RECORDS SUPPLIED –
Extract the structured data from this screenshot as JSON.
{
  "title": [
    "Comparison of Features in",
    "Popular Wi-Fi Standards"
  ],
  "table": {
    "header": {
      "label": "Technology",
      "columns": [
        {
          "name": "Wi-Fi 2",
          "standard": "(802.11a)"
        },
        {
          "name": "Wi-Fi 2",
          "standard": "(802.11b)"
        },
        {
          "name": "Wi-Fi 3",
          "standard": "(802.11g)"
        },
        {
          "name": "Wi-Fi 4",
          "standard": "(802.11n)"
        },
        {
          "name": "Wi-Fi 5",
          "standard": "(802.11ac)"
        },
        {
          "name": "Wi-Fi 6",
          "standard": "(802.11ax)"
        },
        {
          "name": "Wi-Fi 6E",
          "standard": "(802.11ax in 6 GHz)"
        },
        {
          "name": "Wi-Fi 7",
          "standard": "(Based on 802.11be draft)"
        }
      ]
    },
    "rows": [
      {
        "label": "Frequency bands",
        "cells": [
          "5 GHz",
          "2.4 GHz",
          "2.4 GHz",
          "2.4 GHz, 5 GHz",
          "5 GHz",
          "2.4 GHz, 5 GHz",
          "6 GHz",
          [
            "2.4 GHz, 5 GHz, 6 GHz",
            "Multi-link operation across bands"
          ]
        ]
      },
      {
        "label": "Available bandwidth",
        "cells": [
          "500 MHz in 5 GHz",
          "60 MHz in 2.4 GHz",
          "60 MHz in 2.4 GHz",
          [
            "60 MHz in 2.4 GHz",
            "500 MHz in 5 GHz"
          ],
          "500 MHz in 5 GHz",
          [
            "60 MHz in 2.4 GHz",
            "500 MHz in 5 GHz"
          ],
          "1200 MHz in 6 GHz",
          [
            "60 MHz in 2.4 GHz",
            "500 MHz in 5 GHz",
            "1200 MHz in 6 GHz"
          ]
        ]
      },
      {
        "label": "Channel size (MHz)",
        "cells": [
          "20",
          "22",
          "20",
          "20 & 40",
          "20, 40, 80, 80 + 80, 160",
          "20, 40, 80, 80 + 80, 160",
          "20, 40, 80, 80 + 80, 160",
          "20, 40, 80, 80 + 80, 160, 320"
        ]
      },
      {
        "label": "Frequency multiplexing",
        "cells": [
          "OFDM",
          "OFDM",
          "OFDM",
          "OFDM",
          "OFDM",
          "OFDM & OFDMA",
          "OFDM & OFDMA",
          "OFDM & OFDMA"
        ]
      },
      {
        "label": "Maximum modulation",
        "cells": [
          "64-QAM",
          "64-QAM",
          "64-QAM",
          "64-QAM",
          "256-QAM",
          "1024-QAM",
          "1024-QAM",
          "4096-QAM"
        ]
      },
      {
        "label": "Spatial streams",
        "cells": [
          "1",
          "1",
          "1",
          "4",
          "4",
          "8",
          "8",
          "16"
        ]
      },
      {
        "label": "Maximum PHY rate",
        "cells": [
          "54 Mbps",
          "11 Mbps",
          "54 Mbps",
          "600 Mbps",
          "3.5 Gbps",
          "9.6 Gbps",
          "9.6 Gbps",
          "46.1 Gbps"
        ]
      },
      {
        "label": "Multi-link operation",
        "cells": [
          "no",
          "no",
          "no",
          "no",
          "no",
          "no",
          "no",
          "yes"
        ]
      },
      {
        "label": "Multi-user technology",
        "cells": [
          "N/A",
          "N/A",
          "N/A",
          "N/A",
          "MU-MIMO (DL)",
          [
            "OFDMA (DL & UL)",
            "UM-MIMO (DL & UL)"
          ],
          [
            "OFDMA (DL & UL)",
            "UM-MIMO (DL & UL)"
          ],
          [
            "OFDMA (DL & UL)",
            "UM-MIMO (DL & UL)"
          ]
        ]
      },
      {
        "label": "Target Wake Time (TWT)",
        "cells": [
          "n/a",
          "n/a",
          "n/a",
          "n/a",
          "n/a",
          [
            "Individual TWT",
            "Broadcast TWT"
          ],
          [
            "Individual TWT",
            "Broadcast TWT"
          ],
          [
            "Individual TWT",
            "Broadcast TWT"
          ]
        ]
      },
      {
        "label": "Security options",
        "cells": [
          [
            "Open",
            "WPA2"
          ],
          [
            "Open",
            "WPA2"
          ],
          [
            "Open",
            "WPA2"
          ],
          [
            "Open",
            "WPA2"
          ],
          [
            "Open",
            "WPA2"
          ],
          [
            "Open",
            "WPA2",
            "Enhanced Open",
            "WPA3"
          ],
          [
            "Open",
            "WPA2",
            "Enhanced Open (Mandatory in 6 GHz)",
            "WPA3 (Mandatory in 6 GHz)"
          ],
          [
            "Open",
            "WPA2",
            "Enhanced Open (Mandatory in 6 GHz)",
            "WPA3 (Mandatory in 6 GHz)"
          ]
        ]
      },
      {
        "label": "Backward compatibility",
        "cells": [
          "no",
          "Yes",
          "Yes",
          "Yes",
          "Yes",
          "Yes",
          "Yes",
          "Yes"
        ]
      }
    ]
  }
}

SET EXERCISE – Reproduce every line above without error.

WRITTEN ANSWER –
Extract the structured data from this screenshot as JSON.
{
  "title": [
    "Comparison of Features in",
    "Popular Wi-Fi Standards"
  ],
  "table": {
    "header": {
      "label": "Technology",
      "columns": [
        {
          "name": "Wi-Fi 2",
          "standard": "(802.11a)"
        },
        {
          "name": "Wi-Fi 2",
          "standard": "(802.11b)"
        },
        {
          "name": "Wi-Fi 3",
          "standard": "(802.11g)"
        },
        {
          "name": "Wi-Fi 4",
          "standard": "(802.11n)"
        },
        {
          "name": "Wi-Fi 5",
          "standard": "(802.11ac)"
        },
        {
          "name": "Wi-Fi 6",
          "standard": "(802.11ax)"
        },
        {
          "name": "Wi-Fi 6E",
          "standard": "(802.11ax in 6 GHz)"
        },
        {
          "name": "Wi-Fi 7",
          "standard": "(Based on 802.11be draft)"
        }
      ]
    },
    "rows": [
      {
        "label": "Frequency bands",
        "cells": [
          "5 GHz",
          "2.4 GHz",
          "2.4 GHz",
          "2.4 GHz, 5 GHz",
          "5 GHz",
          "2.4 GHz, 5 GHz",
          "6 GHz",
          [
            "2.4 GHz, 5 GHz, 6 GHz",
            "Multi-link operation across bands"
          ]
        ]
      },
      {
        "label": "Available bandwidth",
        "cells": [
          "500 MHz in 5 GHz",
          "60 MHz in 2.4 GHz",
          "60 MHz in 2.4 GHz",
          [
            "60 MHz in 2.4 GHz",
            "500 MHz in 5 GHz"
          ],
          "500 MHz in 5 GHz",
          [
            "60 MHz in 2.4 GHz",
            "500 MHz in 5 GHz"
          ],
          "1200 MHz in 6 GHz",
          [
            "60 MHz in 2.4 GHz",
            "500 MHz in 5 GHz",
            "1200 MHz in 6 GHz"
          ]
        ]
      },
      {
        "label": "Channel size (MHz)",
        "cells": [
          "20",
          "22",
          "20",
          "20 & 40",
          "20, 40, 80, 80 + 80, 160",
          "20, 40, 80, 80 + 80, 160",
          "20, 40, 80, 80 + 80, 160",
          "20, 40, 80, 80 + 80, 160, 320"
        ]
      },
      {
        "label": "Frequency multiplexing",
        "cells": [
          "OFDM",
          "OFDM",
          "OFDM",
          "OFDM",
          "OFDM",
          "OFDM & OFDMA",
          "OFDM & OFDMA",
          "OFDM & OFDMA"
        ]
      },
      {
        "label": "Maximum modulation",
        "cells": [
          "64-QAM",
          "64-QAM",
          "64-QAM",
          "64-QAM",
          "256-QAM",
          "1024-QAM",
          "1024-QAM",
          "4096-QAM"
        ]
      },
      {
        "label": "Spatial streams",
        "cells": [
          "1",
          "1",
          "1",
          "4",
          "4",
          "8",
          "8",
          "16"
        ]
      },
      {
        "label": "Maximum PHY rate",
        "cells": [
          "54 Mbps",
          "11 Mbps",
          "54 Mbps",
          "600 Mbps",
          "3.5 Gbps",
          "9.6 Gbps",
          "9.6 Gbps",
          "46.1 Gbps"
        ]
      },
      {
        "label": "Multi-link operation",
        "cells": [
          "no",
          "no",
          "no",
          "no",
          "no",
          "no",
          "no",
          "yes"
        ]
      },
      {
        "label": "Multi-user technology",
        "cells": [
          "N/A",
          "N/A",
          "N/A",
          "N/A",
          "MU-MIMO (DL)",
          [
            "OFDMA (DL & UL)",
            "UM-MIMO (DL & UL)"
          ],
          [
            "OFDMA (DL & UL)",
            "UM-MIMO (DL & UL)"
          ],
          [
            "OFDMA (DL & UL)",
            "UM-MIMO (DL & UL)"
          ]
        ]
      },
      {
        "label": "Target Wake Time (TWT)",
        "cells": [
          "n/a",
          "n/a",
          "n/a",
          "n/a",
          "n/a",
          [
            "Individual TWT",
            "Broadcast TWT"
          ],
          [
            "Individual TWT",
            "Broadcast TWT"
          ],
          [
            "Individual TWT",
            "Broadcast TWT"
          ]
        ]
      },
      {
        "label": "Security options",
        "cells": [
          [
            "Open",
            "WPA2"
          ],
          [
            "Open",
            "WPA2"
          ],
          [
            "Open",
            "WPA2"
          ],
          [
            "Open",
            "WPA2"
          ],
          [
            "Open",
            "WPA2"
          ],
          [
            "Open",
            "WPA2",
            "Enhanced Open",
            "WPA3"
          ],
          [
            "Open",
            "WPA2",
            "Enhanced Open (Mandatory in 6 GHz)",
            "WPA3 (Mandatory in 6 GHz)"
          ],
          [
            "Open",
            "WPA2",
            "Enhanced Open (Mandatory in 6 GHz)",
            "WPA3 (Mandatory in 6 GHz)"
          ]
        ]
      },
      {
        "label": "Backward compatibility",
        "cells": [
          "no",
          "Yes",
          "Yes",
          "Yes",
          "Yes",
          "Yes",
          "Yes",
          "Yes"
        ]
      }
    ]
  }
}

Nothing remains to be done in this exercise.